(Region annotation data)
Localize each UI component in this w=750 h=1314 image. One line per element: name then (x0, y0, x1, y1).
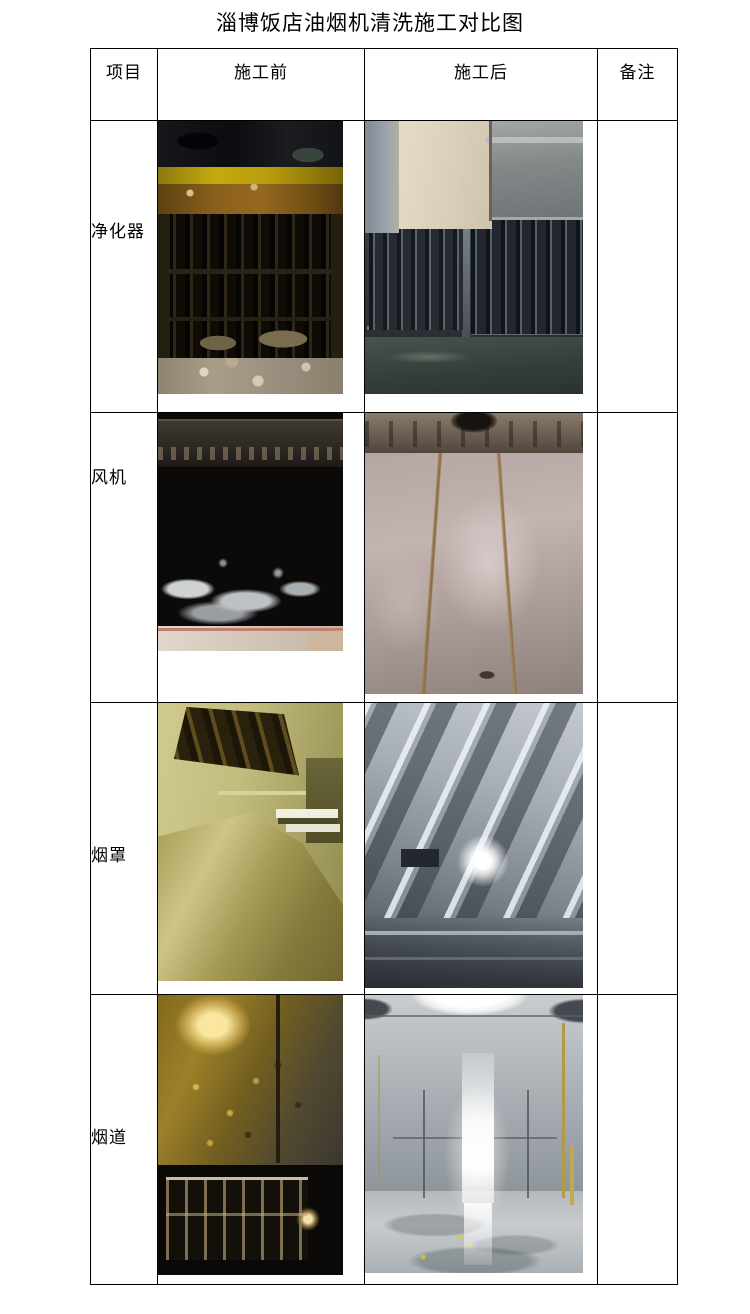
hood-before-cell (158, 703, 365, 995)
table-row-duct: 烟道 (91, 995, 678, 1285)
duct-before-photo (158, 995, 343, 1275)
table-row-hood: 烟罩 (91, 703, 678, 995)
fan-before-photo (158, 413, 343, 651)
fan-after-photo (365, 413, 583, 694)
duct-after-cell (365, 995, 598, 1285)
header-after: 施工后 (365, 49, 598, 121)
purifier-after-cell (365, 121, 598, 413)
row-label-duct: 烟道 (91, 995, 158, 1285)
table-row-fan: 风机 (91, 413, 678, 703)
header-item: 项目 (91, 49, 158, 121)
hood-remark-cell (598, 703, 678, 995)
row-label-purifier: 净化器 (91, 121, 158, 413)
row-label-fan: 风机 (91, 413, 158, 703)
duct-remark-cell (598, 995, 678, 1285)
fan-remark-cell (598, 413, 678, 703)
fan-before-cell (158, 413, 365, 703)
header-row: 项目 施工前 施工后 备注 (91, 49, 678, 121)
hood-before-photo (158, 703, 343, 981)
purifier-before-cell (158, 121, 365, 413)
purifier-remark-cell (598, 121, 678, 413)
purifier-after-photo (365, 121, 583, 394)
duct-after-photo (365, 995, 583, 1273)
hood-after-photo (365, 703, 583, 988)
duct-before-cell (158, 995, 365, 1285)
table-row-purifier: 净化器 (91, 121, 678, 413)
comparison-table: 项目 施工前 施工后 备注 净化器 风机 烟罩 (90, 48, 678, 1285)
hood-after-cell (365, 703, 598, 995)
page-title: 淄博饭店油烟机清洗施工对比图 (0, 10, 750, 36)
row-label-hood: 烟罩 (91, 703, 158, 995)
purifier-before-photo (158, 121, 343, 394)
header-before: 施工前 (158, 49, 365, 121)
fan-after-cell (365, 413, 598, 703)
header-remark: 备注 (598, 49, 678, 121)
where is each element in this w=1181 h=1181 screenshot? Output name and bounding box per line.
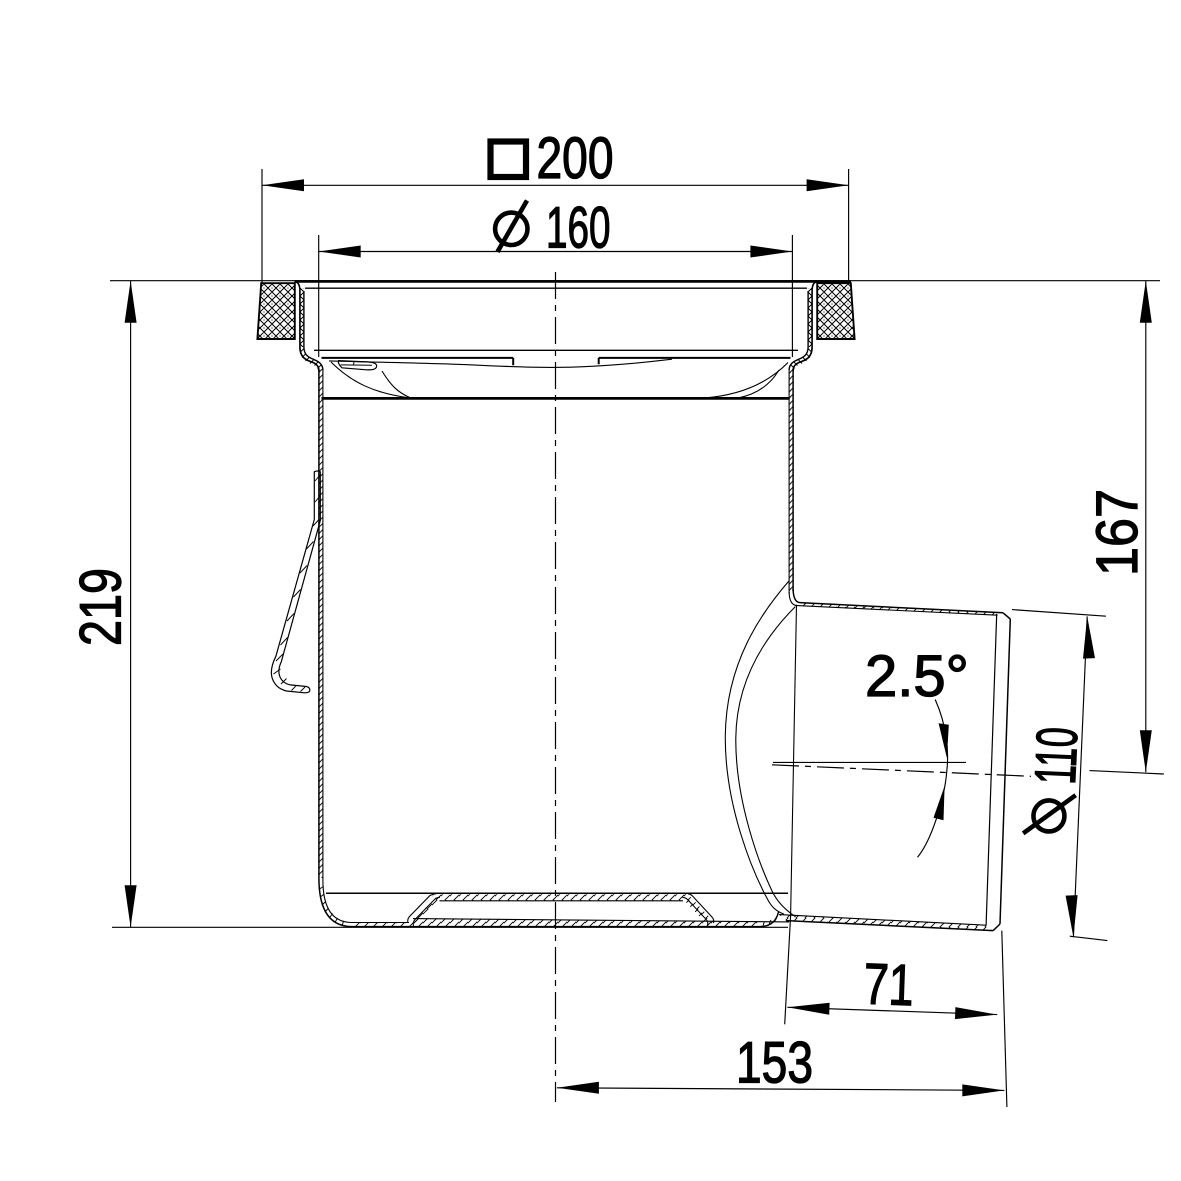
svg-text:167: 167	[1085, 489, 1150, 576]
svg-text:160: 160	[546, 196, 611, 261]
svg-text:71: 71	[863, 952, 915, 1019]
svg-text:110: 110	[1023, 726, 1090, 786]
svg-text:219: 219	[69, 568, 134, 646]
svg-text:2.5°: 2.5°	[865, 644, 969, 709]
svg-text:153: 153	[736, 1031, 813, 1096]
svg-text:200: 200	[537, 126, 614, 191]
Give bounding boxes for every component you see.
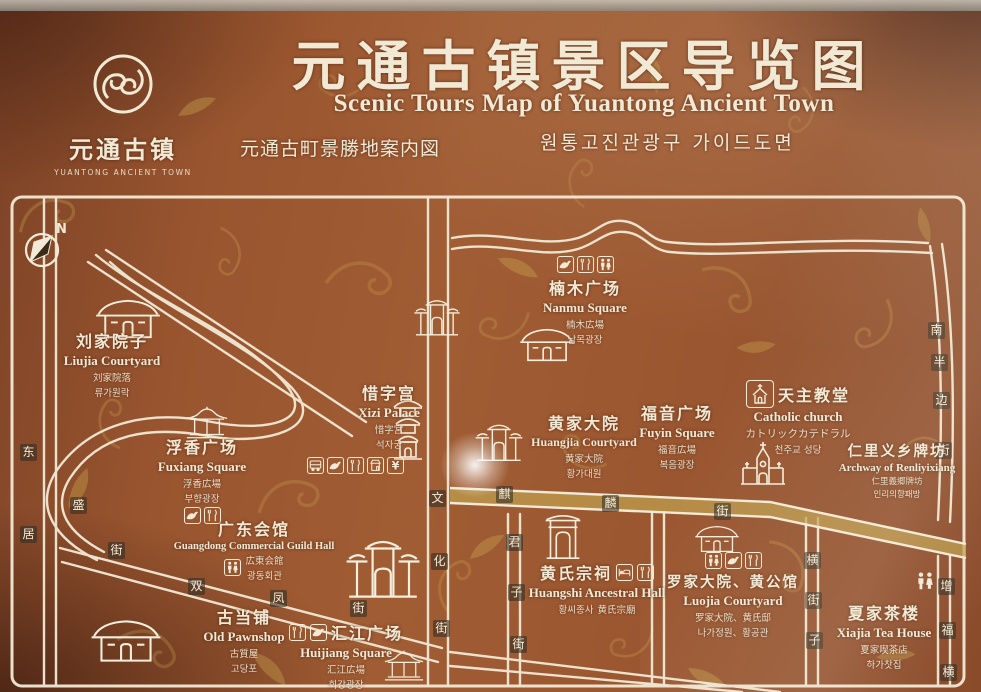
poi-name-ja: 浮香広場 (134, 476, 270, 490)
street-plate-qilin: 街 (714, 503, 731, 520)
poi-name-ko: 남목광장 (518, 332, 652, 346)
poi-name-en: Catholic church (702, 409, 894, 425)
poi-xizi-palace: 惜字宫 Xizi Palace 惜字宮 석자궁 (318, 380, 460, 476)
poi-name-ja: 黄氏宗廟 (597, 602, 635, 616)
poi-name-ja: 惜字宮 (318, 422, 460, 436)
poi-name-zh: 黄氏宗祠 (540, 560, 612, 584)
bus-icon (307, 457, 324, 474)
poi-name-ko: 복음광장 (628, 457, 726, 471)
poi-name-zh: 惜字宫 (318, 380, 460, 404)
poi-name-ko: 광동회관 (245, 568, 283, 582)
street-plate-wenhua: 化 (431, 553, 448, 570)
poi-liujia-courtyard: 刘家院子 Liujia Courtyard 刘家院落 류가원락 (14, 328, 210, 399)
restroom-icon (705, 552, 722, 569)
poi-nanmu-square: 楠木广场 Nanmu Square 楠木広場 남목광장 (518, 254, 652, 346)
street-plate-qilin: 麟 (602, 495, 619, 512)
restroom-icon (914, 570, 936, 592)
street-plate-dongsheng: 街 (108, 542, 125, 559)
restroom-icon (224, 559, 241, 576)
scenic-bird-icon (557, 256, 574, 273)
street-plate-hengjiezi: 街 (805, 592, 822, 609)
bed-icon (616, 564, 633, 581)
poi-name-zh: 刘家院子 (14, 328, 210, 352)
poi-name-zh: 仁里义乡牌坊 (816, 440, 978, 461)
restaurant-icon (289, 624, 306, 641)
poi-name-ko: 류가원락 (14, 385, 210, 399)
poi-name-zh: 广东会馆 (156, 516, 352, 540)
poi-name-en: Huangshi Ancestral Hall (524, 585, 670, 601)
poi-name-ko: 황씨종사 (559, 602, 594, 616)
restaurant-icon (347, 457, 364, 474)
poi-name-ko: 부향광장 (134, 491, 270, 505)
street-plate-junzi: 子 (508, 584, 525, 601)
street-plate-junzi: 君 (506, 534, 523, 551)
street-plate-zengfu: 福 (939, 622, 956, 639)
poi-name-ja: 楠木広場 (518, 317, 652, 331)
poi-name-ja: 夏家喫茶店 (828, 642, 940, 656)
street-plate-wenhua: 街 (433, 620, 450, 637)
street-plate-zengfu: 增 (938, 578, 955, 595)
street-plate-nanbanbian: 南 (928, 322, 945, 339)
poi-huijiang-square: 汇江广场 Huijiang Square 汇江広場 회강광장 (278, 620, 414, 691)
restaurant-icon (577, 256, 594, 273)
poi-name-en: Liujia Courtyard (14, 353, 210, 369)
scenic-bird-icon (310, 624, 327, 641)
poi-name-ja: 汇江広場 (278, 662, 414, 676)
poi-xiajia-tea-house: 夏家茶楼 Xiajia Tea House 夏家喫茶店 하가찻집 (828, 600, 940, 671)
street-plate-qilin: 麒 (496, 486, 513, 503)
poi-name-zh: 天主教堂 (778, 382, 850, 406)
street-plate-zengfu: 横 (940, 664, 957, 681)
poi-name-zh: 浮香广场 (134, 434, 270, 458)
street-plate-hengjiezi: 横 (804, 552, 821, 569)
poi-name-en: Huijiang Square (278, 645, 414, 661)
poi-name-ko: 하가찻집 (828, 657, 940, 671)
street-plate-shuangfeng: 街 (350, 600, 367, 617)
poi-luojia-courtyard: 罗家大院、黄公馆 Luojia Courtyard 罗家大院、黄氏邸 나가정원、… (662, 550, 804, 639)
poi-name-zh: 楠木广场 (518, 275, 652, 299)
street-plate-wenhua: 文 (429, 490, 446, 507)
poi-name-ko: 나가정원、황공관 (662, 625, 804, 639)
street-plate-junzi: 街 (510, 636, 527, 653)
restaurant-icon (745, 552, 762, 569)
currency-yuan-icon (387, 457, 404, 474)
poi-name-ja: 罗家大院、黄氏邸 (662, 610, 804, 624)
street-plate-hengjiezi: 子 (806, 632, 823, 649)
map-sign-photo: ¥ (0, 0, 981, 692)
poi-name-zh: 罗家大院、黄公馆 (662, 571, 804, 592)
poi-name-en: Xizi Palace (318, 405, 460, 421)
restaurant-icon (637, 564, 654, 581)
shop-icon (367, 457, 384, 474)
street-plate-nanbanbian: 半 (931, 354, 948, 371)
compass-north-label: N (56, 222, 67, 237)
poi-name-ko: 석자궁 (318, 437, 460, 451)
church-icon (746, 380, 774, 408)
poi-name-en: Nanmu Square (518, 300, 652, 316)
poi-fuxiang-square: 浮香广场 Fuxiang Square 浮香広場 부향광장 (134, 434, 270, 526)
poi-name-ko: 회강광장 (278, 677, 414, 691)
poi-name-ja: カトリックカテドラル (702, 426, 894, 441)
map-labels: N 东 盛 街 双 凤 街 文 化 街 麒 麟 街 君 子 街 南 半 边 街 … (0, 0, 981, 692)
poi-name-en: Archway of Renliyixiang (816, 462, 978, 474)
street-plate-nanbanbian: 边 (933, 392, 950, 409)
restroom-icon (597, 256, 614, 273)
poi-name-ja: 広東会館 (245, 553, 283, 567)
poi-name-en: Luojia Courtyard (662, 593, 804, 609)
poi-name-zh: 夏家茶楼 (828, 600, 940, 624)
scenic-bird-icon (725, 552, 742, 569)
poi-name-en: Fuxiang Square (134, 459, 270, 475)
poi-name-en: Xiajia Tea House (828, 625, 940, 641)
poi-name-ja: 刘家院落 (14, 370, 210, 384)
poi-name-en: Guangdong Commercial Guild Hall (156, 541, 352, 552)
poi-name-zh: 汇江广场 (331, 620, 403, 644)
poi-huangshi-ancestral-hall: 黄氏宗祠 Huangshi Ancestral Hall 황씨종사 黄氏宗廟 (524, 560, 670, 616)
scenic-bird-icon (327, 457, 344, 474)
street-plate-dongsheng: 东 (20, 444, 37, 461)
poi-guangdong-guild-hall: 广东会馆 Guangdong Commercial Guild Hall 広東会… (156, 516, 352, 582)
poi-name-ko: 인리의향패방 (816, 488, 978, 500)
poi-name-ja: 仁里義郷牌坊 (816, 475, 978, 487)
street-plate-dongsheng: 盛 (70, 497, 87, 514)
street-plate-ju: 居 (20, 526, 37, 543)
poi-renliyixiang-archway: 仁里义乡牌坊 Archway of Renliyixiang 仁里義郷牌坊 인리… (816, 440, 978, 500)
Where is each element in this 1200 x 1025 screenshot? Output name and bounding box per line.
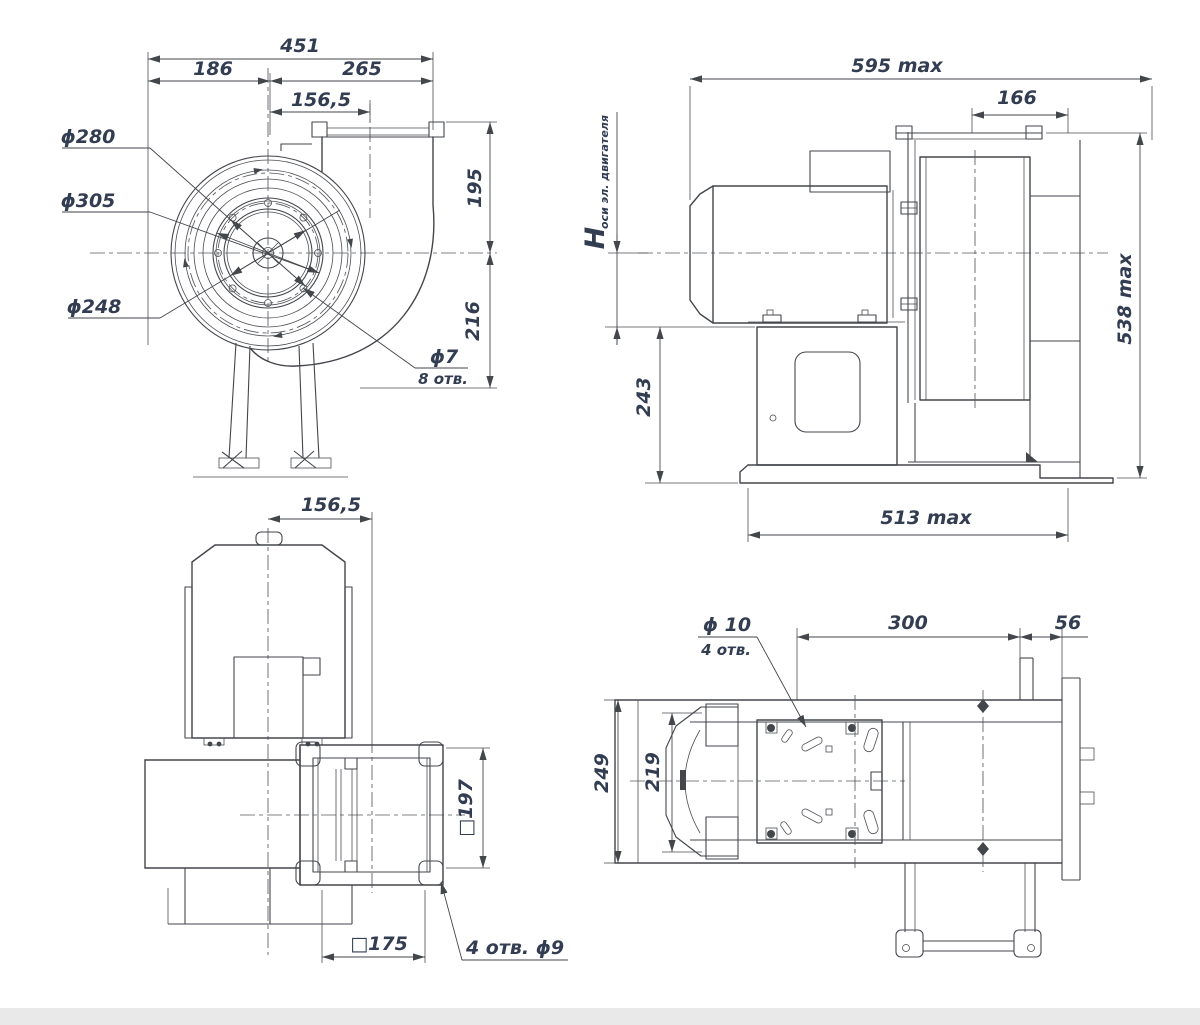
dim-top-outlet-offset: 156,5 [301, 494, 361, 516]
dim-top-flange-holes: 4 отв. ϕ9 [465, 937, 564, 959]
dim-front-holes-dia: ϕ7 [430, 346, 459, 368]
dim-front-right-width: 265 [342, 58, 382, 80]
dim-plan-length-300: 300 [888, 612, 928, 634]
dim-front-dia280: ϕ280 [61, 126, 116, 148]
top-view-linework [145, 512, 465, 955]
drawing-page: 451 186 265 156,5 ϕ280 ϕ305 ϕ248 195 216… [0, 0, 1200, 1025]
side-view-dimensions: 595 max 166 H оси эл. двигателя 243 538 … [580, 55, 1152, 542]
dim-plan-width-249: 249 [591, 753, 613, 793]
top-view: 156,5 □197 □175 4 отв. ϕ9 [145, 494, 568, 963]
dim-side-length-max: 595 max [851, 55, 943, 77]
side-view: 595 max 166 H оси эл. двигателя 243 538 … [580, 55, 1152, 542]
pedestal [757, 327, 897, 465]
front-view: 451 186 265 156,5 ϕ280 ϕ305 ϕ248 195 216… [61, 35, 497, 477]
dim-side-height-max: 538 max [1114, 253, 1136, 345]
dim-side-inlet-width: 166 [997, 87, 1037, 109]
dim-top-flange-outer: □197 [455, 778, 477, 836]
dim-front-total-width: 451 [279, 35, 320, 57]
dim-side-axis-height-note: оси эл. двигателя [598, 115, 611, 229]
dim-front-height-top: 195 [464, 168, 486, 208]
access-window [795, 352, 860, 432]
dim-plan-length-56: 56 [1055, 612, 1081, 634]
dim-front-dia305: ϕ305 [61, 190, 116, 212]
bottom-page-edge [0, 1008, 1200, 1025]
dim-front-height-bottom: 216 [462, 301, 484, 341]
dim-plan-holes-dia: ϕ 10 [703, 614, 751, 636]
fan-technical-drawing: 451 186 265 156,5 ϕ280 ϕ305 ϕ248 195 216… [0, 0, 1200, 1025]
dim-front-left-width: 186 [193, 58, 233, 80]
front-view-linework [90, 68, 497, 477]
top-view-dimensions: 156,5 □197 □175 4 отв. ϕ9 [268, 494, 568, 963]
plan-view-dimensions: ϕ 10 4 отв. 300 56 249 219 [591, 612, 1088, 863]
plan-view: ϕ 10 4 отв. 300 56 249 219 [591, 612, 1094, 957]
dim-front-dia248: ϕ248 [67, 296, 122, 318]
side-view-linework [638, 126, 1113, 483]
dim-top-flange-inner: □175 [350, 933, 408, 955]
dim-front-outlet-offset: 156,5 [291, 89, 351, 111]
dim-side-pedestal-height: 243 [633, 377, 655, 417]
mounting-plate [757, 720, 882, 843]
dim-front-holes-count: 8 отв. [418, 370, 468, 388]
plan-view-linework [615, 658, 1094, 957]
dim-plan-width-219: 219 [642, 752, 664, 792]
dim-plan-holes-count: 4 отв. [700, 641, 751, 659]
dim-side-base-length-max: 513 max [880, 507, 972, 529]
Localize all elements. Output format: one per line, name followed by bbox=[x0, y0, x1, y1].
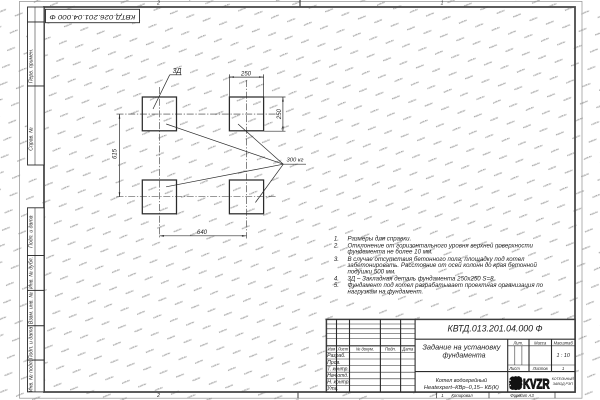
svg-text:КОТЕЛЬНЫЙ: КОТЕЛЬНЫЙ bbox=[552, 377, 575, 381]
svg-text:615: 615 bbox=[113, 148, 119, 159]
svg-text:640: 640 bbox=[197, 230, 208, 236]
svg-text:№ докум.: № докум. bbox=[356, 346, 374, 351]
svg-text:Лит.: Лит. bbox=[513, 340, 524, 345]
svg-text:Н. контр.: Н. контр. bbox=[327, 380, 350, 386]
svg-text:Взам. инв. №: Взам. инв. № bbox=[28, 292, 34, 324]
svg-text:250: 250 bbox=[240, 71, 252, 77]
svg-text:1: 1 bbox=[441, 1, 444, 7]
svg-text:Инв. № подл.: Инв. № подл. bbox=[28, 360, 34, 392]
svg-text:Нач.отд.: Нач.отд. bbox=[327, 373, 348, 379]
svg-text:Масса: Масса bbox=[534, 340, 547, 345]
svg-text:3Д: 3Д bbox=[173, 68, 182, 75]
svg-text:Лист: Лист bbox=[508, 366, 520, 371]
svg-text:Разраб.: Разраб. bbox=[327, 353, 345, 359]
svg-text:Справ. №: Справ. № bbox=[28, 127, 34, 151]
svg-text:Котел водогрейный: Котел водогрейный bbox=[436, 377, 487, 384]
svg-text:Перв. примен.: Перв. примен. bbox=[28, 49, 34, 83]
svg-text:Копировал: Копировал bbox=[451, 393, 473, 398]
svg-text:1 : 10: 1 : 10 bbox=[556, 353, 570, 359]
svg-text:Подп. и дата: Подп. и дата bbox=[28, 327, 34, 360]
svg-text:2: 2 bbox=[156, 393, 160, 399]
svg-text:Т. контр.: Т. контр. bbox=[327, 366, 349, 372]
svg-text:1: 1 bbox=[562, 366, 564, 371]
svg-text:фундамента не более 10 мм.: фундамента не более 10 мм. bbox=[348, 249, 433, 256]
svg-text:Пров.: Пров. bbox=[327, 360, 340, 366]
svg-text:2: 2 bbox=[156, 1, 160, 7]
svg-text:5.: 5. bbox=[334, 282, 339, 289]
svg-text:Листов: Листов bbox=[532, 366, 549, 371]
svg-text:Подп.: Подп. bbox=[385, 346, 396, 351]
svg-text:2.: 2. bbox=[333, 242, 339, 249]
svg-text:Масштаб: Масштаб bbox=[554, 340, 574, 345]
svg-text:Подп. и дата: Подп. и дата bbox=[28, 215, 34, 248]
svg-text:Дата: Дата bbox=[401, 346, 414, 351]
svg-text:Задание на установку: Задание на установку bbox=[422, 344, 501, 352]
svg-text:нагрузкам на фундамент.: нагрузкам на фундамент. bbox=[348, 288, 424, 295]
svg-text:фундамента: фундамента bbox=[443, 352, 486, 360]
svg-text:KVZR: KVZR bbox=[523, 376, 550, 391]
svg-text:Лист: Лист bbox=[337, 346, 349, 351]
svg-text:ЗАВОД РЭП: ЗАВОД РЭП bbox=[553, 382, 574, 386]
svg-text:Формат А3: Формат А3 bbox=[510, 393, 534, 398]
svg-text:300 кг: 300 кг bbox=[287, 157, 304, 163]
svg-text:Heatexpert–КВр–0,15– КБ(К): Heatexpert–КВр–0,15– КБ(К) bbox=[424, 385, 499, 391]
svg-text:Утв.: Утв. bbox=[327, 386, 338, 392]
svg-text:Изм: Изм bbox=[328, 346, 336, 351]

▶ _WRITTEN EXERCISE_: Please reproduce the lines between the one containing "489, 1150, 576]" and the one containing "Give bounding boxes", inclusive, with no changes.

▶ _EXERCISE RESPONSE_:
svg-text:167: 167	[1085, 489, 1150, 576]
svg-text:160: 160	[546, 196, 611, 261]
svg-text:71: 71	[863, 952, 915, 1019]
svg-text:110: 110	[1023, 726, 1090, 786]
svg-text:219: 219	[69, 568, 134, 646]
svg-text:2.5°: 2.5°	[865, 644, 969, 709]
svg-text:153: 153	[736, 1031, 813, 1096]
svg-text:200: 200	[537, 126, 614, 191]
Give bounding boxes for every component you see.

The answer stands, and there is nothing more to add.